#### WHAT IS REQUIRED
One line at a time, check the entries below for the word "dinsdag", and copy each line that has it.

DATA TO USE: Begin

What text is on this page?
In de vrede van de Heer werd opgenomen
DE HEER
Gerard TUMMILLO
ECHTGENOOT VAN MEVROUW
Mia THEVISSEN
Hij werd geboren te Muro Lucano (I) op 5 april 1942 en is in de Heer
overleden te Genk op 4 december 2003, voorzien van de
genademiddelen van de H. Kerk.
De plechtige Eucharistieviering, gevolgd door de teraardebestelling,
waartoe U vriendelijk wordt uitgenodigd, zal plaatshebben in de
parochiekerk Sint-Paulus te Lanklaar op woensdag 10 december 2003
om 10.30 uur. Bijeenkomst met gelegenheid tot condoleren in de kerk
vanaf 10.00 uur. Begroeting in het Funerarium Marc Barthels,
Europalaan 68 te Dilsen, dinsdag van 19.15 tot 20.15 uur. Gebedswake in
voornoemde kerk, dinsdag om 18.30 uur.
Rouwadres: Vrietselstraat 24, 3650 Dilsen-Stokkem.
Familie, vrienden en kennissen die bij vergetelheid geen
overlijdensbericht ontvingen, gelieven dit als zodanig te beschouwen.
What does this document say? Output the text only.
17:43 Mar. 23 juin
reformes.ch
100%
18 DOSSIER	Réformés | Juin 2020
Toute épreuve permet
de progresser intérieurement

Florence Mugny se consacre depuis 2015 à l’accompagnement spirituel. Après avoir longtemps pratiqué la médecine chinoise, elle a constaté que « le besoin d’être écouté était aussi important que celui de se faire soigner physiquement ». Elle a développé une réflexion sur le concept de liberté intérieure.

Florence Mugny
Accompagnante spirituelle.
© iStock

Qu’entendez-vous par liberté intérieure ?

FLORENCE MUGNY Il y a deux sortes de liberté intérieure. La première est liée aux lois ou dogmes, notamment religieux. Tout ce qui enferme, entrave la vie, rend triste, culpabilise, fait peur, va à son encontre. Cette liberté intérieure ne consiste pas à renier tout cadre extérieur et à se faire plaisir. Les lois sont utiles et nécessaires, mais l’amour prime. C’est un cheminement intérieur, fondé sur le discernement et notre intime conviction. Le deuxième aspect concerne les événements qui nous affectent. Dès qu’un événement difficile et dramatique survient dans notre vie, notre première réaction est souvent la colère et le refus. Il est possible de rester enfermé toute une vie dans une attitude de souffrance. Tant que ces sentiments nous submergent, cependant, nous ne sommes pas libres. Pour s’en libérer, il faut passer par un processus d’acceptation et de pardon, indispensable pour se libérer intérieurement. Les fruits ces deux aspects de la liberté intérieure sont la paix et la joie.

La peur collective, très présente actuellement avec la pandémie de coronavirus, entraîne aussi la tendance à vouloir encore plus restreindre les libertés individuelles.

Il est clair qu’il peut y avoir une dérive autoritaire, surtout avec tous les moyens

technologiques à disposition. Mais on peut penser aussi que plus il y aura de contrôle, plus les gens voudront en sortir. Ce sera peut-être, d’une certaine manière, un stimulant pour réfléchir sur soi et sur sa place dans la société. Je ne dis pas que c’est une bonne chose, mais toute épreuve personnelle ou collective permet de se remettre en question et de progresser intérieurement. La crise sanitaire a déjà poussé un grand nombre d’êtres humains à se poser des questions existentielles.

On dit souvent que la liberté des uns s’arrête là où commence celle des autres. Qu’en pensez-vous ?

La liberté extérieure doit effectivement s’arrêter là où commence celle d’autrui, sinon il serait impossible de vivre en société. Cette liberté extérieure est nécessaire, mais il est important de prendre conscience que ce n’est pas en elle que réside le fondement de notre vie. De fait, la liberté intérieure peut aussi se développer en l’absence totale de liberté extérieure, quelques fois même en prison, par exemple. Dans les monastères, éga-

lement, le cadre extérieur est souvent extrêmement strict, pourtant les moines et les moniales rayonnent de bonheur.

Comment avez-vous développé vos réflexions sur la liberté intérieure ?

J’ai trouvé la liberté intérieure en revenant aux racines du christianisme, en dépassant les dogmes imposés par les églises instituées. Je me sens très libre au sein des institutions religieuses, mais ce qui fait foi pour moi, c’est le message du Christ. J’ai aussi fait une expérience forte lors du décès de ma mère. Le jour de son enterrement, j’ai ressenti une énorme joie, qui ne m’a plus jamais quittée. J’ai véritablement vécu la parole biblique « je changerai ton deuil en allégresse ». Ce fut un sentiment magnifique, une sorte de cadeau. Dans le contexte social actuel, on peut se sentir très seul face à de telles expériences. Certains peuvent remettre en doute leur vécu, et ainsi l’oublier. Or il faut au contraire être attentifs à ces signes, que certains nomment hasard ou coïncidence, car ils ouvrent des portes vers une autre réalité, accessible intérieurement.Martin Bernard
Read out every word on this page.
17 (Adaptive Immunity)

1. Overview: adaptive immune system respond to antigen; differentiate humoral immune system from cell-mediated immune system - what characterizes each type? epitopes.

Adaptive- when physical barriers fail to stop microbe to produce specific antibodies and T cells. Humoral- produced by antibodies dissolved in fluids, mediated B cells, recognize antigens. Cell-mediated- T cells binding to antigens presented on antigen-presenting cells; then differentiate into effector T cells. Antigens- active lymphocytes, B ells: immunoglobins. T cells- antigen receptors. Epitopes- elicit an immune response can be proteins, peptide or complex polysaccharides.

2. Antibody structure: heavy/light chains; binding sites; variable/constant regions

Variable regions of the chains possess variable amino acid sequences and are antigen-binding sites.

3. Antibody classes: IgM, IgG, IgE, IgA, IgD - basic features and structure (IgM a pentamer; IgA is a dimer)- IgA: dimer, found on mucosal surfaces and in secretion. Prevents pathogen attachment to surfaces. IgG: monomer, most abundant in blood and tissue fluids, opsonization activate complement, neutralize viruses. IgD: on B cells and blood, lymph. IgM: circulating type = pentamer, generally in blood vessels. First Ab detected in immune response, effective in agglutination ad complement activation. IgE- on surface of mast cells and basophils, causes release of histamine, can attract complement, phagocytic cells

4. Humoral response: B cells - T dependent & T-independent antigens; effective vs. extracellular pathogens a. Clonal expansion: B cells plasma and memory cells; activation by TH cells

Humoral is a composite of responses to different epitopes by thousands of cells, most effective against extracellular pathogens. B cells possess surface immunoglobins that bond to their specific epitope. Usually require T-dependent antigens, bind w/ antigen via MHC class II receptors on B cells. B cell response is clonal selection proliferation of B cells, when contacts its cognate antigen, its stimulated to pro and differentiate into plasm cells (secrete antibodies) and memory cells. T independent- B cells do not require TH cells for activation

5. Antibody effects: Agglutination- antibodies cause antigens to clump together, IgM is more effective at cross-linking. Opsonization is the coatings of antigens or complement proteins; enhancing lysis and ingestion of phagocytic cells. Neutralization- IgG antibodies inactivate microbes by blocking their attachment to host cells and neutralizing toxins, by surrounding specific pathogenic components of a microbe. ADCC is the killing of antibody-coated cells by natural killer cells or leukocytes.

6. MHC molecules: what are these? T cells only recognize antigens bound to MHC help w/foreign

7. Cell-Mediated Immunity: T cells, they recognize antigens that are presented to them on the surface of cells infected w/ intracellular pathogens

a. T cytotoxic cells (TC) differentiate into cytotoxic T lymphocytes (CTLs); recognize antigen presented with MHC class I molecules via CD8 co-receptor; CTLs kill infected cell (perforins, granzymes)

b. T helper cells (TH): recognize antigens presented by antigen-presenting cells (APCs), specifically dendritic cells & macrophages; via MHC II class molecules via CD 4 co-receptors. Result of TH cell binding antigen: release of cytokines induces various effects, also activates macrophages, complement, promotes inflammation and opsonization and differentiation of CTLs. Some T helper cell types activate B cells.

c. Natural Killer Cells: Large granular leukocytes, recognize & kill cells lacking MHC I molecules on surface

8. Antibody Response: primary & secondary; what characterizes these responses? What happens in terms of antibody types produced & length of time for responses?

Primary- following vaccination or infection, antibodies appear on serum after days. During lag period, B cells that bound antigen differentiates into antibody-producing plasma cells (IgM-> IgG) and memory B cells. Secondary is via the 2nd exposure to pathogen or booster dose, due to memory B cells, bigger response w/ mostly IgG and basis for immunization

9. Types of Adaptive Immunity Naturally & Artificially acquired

DATA TO USE: End

#### EXERCISE OUTPUT
Europalaan 68 te Dilsen, dinsdag van 19.15 tot 20.15 uur. Gebedswake in
voornoemde kerk, dinsdag om 18.30 uur.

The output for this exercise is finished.